>> START GIVEN ENTRIES

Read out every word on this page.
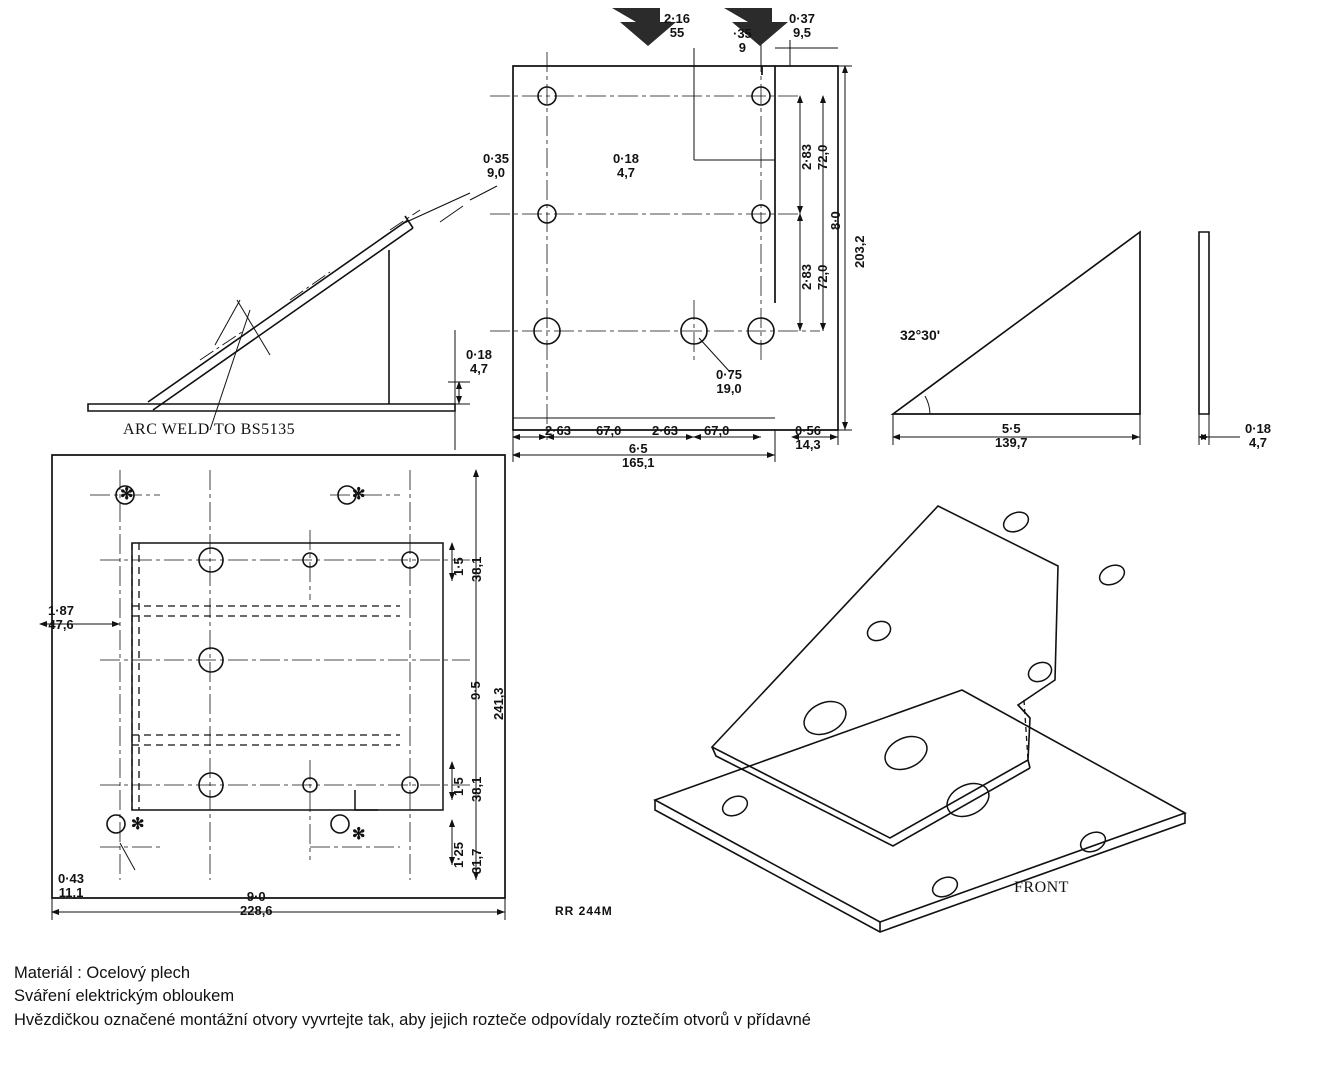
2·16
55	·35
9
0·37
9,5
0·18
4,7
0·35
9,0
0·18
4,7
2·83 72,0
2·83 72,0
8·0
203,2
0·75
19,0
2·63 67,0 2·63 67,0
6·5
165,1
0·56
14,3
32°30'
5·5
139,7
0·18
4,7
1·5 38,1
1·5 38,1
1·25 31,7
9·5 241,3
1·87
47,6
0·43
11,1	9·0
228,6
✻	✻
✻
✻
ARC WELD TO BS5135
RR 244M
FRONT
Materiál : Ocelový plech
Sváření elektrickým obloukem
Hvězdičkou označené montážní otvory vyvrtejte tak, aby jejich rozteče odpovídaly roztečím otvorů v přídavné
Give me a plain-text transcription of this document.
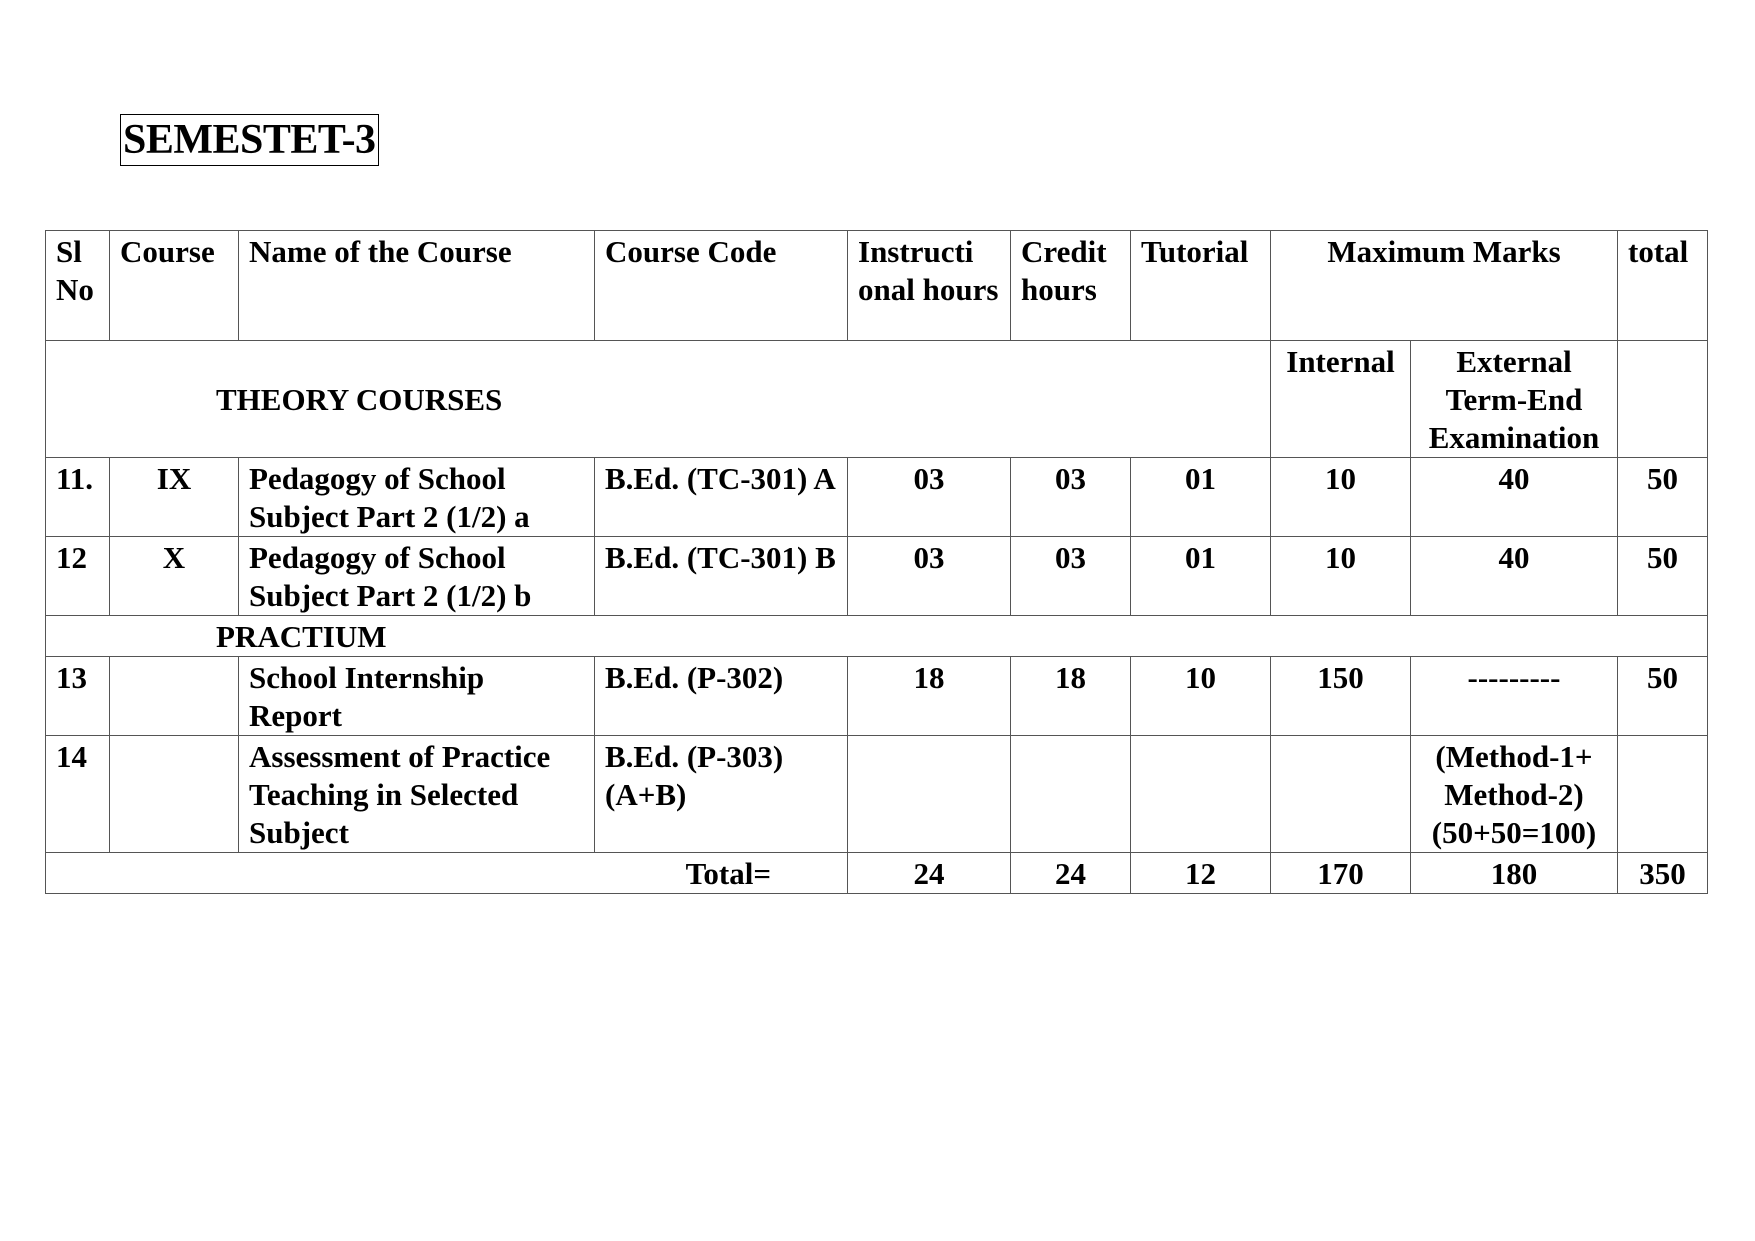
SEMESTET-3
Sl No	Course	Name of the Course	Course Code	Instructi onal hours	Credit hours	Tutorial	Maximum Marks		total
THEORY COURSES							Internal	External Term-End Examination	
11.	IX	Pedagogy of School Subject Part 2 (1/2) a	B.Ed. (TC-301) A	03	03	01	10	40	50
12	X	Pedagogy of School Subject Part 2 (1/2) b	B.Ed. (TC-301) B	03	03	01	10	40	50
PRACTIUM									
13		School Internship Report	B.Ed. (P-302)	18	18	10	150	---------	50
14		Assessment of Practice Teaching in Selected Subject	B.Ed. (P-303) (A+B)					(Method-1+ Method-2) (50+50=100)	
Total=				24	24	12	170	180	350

>> END GIVEN ENTRIES

▶ [WHAT TO PRODUCE]:
Give the entries again without a single change, but with no pictures.

▶ [COMPLETE OUTPUT]:
Read out every word on this page.
2·16
55	·35
9
0·37
9,5
0·18
4,7
0·35
9,0
0·18
4,7
2·83 72,0
2·83 72,0
8·0
203,2
0·75
19,0
2·63 67,0 2·63 67,0
6·5
165,1
0·56
14,3
32°30'
5·5
139,7
0·18
4,7
1·5 38,1
1·5 38,1
1·25 31,7
9·5 241,3
1·87
47,6
0·43
11,1	9·0
228,6
✻	✻
✻
✻
ARC WELD TO BS5135
RR 244M
FRONT
Materiál : Ocelový plech
Sváření elektrickým obloukem
Hvězdičkou označené montážní otvory vyvrtejte tak, aby jejich rozteče odpovídaly roztečím otvorů v přídavné
Give me a plain-text transcription of this document.
SEMESTET-3
Sl No	Course	Name of the Course	Course Code	Instructi onal hours	Credit hours	Tutorial	Maximum Marks		total
THEORY COURSES							Internal	External Term-End Examination	
11.	IX	Pedagogy of School Subject Part 2 (1/2) a	B.Ed. (TC-301) A	03	03	01	10	40	50
12	X	Pedagogy of School Subject Part 2 (1/2) b	B.Ed. (TC-301) B	03	03	01	10	40	50
PRACTIUM									
13		School Internship Report	B.Ed. (P-302)	18	18	10	150	---------	50
14		Assessment of Practice Teaching in Selected Subject	B.Ed. (P-303) (A+B)					(Method-1+ Method-2) (50+50=100)	
Total=				24	24	12	170	180	350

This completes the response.